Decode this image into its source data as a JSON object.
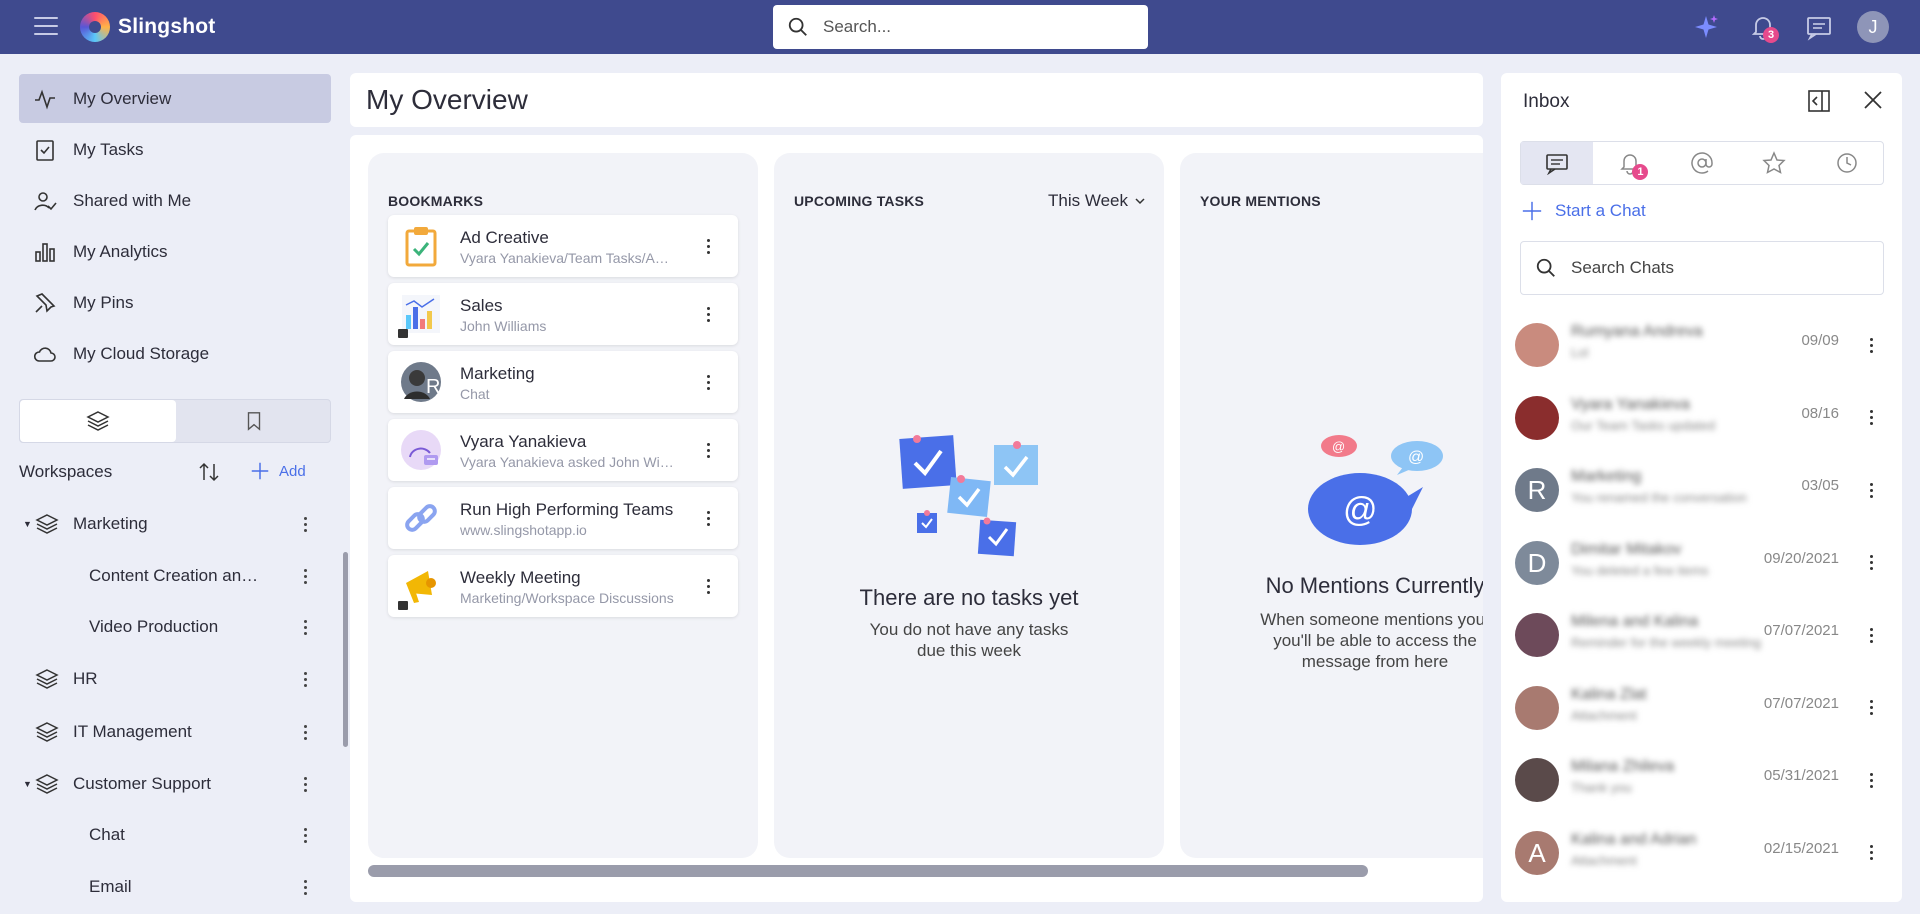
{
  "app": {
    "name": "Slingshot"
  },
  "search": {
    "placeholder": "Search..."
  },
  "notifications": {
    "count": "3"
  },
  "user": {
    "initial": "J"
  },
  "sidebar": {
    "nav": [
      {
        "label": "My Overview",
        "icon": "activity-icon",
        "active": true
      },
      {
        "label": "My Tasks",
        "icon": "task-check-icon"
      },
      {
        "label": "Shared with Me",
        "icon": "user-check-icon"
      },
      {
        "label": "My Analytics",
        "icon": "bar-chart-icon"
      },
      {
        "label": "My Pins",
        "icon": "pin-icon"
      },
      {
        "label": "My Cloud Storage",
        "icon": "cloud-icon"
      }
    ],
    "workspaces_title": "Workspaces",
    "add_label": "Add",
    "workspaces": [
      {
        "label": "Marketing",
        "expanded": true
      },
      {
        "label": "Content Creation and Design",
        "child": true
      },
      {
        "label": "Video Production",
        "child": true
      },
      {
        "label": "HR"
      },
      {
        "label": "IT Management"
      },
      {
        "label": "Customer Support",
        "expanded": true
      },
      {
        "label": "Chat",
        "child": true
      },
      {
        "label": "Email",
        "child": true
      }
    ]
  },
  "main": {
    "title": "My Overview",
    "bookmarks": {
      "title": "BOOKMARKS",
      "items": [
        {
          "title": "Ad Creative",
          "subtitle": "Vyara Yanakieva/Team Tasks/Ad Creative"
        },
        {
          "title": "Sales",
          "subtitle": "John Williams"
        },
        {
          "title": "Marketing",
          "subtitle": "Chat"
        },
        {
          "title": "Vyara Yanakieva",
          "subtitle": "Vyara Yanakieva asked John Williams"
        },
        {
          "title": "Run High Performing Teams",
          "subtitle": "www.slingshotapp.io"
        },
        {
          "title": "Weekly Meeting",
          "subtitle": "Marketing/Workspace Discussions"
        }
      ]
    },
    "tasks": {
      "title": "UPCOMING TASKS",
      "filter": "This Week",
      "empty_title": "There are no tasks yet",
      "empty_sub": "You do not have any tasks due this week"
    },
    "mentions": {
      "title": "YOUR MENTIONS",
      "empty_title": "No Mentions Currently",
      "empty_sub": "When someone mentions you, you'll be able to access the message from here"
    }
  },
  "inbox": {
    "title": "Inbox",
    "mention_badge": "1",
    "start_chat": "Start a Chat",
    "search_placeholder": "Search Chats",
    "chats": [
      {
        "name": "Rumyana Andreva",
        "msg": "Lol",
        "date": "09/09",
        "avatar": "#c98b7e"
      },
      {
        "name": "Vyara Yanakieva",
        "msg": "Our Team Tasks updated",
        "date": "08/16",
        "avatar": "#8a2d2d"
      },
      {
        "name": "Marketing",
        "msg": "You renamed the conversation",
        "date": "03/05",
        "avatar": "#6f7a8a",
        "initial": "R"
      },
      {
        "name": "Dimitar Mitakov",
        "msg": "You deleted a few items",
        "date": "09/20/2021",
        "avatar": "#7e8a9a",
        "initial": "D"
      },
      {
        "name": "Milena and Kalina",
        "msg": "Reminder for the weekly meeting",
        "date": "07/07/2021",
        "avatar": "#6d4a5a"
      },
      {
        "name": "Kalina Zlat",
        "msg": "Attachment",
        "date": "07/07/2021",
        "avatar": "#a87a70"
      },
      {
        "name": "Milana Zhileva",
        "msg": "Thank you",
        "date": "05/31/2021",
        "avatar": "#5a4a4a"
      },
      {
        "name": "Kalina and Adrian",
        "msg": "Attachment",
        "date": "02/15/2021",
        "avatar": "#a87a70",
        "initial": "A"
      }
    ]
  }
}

Set problem - Transcribe every line from the records above without alteration, and leave out the images.

Solution below -
Decode this image into its source data as a JSON object.
{
  "app": {
    "name": "Slingshot"
  },
  "search": {
    "placeholder": "Search..."
  },
  "notifications": {
    "count": "3"
  },
  "user": {
    "initial": "J"
  },
  "sidebar": {
    "nav": [
      {
        "label": "My Overview",
        "icon": "activity-icon",
        "active": true
      },
      {
        "label": "My Tasks",
        "icon": "task-check-icon"
      },
      {
        "label": "Shared with Me",
        "icon": "user-check-icon"
      },
      {
        "label": "My Analytics",
        "icon": "bar-chart-icon"
      },
      {
        "label": "My Pins",
        "icon": "pin-icon"
      },
      {
        "label": "My Cloud Storage",
        "icon": "cloud-icon"
      }
    ],
    "workspaces_title": "Workspaces",
    "add_label": "Add",
    "workspaces": [
      {
        "label": "Marketing",
        "expanded": true
      },
      {
        "label": "Content Creation and Design",
        "child": true
      },
      {
        "label": "Video Production",
        "child": true
      },
      {
        "label": "HR"
      },
      {
        "label": "IT Management"
      },
      {
        "label": "Customer Support",
        "expanded": true
      },
      {
        "label": "Chat",
        "child": true
      },
      {
        "label": "Email",
        "child": true
      }
    ]
  },
  "main": {
    "title": "My Overview",
    "bookmarks": {
      "title": "BOOKMARKS",
      "items": [
        {
          "title": "Ad Creative",
          "subtitle": "Vyara Yanakieva/Team Tasks/Ad Creative"
        },
        {
          "title": "Sales",
          "subtitle": "John Williams"
        },
        {
          "title": "Marketing",
          "subtitle": "Chat"
        },
        {
          "title": "Vyara Yanakieva",
          "subtitle": "Vyara Yanakieva asked John Williams"
        },
        {
          "title": "Run High Performing Teams",
          "subtitle": "www.slingshotapp.io"
        },
        {
          "title": "Weekly Meeting",
          "subtitle": "Marketing/Workspace Discussions"
        }
      ]
    },
    "tasks": {
      "title": "UPCOMING TASKS",
      "filter": "This Week",
      "empty_title": "There are no tasks yet",
      "empty_sub": "You do not have any tasks due this week"
    },
    "mentions": {
      "title": "YOUR MENTIONS",
      "empty_title": "No Mentions Currently",
      "empty_sub": "When someone mentions you, you'll be able to access the message from here"
    }
  },
  "inbox": {
    "title": "Inbox",
    "mention_badge": "1",
    "start_chat": "Start a Chat",
    "search_placeholder": "Search Chats",
    "chats": [
      {
        "name": "Rumyana Andreva",
        "msg": "Lol",
        "date": "09/09",
        "avatar": "#c98b7e"
      },
      {
        "name": "Vyara Yanakieva",
        "msg": "Our Team Tasks updated",
        "date": "08/16",
        "avatar": "#8a2d2d"
      },
      {
        "name": "Marketing",
        "msg": "You renamed the conversation",
        "date": "03/05",
        "avatar": "#6f7a8a",
        "initial": "R"
      },
      {
        "name": "Dimitar Mitakov",
        "msg": "You deleted a few items",
        "date": "09/20/2021",
        "avatar": "#7e8a9a",
        "initial": "D"
      },
      {
        "name": "Milena and Kalina",
        "msg": "Reminder for the weekly meeting",
        "date": "07/07/2021",
        "avatar": "#6d4a5a"
      },
      {
        "name": "Kalina Zlat",
        "msg": "Attachment",
        "date": "07/07/2021",
        "avatar": "#a87a70"
      },
      {
        "name": "Milana Zhileva",
        "msg": "Thank you",
        "date": "05/31/2021",
        "avatar": "#5a4a4a"
      },
      {
        "name": "Kalina and Adrian",
        "msg": "Attachment",
        "date": "02/15/2021",
        "avatar": "#a87a70",
        "initial": "A"
      }
    ]
  }
}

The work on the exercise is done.